[Figure content listings]

┄┄┄┄┄┄

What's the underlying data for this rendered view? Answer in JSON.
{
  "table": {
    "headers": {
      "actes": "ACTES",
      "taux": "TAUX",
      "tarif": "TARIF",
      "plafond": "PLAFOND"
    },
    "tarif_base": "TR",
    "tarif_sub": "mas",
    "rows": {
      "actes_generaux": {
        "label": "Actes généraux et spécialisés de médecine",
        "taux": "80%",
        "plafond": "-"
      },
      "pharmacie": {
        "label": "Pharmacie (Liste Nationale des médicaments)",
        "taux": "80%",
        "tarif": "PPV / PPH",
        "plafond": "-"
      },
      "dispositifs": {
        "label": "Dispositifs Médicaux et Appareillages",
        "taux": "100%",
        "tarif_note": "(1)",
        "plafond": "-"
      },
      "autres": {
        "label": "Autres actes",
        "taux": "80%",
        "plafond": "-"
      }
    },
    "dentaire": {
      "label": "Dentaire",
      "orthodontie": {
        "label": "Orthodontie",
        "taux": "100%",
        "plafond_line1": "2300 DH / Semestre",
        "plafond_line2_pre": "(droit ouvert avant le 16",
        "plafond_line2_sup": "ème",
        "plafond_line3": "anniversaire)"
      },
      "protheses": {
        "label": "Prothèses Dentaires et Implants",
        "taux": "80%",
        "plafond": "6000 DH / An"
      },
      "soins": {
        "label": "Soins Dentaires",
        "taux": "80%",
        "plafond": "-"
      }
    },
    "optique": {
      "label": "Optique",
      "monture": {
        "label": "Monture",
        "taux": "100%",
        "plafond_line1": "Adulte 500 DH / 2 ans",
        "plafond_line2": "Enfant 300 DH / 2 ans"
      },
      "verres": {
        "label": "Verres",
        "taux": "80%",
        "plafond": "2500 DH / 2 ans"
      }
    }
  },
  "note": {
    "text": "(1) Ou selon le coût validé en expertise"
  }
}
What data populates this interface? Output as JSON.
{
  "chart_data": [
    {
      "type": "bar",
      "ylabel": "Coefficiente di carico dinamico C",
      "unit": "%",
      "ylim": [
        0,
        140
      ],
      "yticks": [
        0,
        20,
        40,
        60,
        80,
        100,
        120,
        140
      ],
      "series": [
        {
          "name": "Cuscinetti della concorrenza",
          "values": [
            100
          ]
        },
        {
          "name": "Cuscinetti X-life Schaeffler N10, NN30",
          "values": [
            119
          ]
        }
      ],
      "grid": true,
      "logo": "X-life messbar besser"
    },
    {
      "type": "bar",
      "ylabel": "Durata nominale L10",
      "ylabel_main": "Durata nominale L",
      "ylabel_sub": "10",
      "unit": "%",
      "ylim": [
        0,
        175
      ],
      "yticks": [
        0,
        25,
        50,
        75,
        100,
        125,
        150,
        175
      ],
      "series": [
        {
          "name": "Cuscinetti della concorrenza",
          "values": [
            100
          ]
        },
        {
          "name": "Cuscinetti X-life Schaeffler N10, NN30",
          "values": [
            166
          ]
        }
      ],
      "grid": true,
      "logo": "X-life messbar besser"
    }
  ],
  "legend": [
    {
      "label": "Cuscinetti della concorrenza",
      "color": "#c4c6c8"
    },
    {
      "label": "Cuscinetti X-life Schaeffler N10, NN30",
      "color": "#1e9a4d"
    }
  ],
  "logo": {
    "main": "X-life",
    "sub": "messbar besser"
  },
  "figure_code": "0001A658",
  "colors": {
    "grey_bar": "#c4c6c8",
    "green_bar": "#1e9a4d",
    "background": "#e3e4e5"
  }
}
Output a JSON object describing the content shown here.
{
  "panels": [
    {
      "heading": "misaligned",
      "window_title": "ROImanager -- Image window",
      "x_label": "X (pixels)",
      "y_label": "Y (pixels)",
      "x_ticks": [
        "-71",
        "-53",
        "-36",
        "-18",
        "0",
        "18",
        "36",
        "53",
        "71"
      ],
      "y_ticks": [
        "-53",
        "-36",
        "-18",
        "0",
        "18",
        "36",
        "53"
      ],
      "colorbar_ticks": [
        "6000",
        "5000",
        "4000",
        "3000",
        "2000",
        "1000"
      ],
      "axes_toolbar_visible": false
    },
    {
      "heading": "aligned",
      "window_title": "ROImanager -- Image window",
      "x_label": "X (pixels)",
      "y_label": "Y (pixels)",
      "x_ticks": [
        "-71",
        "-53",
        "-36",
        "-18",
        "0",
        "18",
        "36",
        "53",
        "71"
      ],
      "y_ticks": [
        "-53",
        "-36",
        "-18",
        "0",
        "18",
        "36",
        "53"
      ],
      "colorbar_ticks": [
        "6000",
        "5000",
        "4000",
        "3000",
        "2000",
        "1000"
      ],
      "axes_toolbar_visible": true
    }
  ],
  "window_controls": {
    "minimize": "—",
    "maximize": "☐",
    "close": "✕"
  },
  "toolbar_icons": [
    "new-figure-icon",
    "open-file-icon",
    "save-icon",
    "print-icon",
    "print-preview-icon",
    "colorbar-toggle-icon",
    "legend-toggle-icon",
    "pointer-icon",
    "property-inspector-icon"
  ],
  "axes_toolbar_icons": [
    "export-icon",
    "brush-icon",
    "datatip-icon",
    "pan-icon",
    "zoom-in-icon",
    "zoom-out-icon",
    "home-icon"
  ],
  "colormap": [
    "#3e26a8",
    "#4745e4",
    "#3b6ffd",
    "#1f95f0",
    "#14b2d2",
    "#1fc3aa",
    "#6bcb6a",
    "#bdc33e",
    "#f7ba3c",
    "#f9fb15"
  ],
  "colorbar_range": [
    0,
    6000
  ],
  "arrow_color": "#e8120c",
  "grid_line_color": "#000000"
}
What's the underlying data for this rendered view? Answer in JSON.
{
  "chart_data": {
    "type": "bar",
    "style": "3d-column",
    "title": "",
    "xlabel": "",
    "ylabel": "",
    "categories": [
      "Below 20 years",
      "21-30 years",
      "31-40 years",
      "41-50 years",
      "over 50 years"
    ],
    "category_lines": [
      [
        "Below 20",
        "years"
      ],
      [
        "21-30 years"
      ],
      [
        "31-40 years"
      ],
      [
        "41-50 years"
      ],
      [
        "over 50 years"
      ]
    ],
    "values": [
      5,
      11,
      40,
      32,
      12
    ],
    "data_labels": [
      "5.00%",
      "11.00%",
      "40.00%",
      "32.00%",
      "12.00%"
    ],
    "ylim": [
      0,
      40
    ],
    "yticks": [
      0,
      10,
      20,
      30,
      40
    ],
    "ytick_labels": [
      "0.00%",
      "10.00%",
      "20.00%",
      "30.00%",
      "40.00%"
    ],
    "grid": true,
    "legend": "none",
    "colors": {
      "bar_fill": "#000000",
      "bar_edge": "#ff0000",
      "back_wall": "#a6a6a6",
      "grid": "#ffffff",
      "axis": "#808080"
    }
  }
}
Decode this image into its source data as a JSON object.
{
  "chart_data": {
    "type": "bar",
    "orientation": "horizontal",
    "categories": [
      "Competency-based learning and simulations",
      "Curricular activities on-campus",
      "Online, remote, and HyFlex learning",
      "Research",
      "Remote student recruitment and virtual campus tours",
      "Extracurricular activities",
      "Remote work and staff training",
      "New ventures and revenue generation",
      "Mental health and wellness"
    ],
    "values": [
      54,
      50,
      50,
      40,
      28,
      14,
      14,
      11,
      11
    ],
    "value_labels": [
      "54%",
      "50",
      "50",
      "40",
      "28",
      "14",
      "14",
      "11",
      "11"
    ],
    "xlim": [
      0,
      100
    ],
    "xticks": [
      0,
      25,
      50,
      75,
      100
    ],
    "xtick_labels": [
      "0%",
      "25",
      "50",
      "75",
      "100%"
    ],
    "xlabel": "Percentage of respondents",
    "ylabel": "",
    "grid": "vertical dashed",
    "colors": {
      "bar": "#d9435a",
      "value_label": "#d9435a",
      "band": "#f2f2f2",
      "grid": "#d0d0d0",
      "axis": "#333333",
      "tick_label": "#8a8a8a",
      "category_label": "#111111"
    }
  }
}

┄┄┄┄┄┄

### REQUIRED WORK
Only those lines running from the one containing "Decode this image" through the last line of the data above are to be copied, exactly, with both ends included.

### EXERCISE RESPONSE
Decode this image into its source data as a JSON object.
{
  "chart_data": {
    "type": "bar",
    "orientation": "horizontal",
    "categories": [
      "Competency-based learning and simulations",
      "Curricular activities on-campus",
      "Online, remote, and HyFlex learning",
      "Research",
      "Remote student recruitment and virtual campus tours",
      "Extracurricular activities",
      "Remote work and staff training",
      "New ventures and revenue generation",
      "Mental health and wellness"
    ],
    "values": [
      54,
      50,
      50,
      40,
      28,
      14,
      14,
      11,
      11
    ],
    "value_labels": [
      "54%",
      "50",
      "50",
      "40",
      "28",
      "14",
      "14",
      "11",
      "11"
    ],
    "xlim": [
      0,
      100
    ],
    "xticks": [
      0,
      25,
      50,
      75,
      100
    ],
    "xtick_labels": [
      "0%",
      "25",
      "50",
      "75",
      "100%"
    ],
    "xlabel": "Percentage of respondents",
    "ylabel": "",
    "grid": "vertical dashed",
    "colors": {
      "bar": "#d9435a",
      "value_label": "#d9435a",
      "band": "#f2f2f2",
      "grid": "#d0d0d0",
      "axis": "#333333",
      "tick_label": "#8a8a8a",
      "category_label": "#111111"
    }
  }
}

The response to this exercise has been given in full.